— Required work —
Copy out the listing that follows, exactly, without its pictures.

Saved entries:
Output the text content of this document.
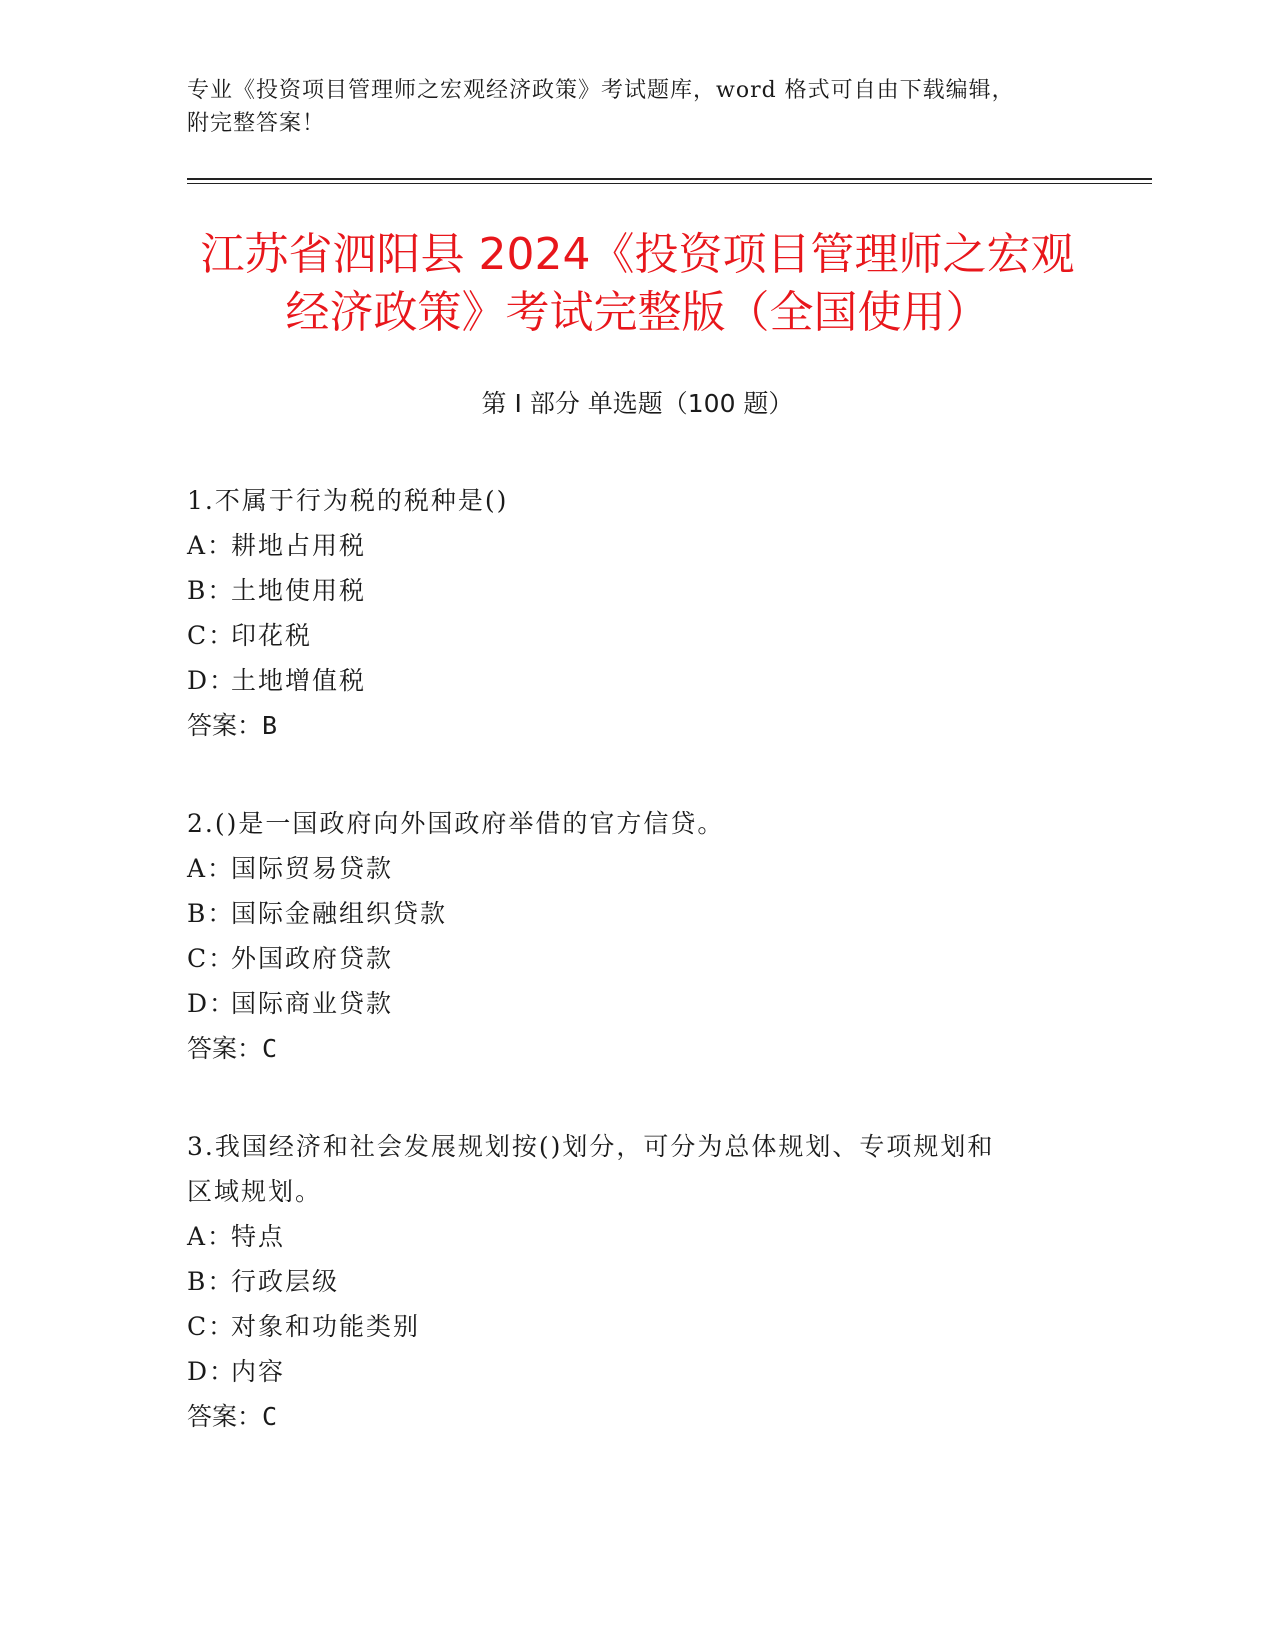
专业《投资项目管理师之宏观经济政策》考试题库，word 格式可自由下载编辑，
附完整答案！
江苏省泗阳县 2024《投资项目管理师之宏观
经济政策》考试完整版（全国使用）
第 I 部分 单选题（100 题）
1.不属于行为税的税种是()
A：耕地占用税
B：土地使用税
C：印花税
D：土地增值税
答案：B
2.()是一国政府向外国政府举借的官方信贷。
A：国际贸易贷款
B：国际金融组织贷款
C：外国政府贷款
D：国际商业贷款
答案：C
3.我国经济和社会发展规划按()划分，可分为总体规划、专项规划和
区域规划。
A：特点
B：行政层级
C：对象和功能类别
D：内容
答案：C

— Expected output —
Output the text content of this document.
专业《投资项目管理师之宏观经济政策》考试题库，word 格式可自由下载编辑，
附完整答案！
江苏省泗阳县 2024《投资项目管理师之宏观
经济政策》考试完整版（全国使用）
第 I 部分 单选题（100 题）
1.不属于行为税的税种是()
A：耕地占用税
B：土地使用税
C：印花税
D：土地增值税
答案：B
2.()是一国政府向外国政府举借的官方信贷。
A：国际贸易贷款
B：国际金融组织贷款
C：外国政府贷款
D：国际商业贷款
答案：C
3.我国经济和社会发展规划按()划分，可分为总体规划、专项规划和
区域规划。
A：特点
B：行政层级
C：对象和功能类别
D：内容
答案：C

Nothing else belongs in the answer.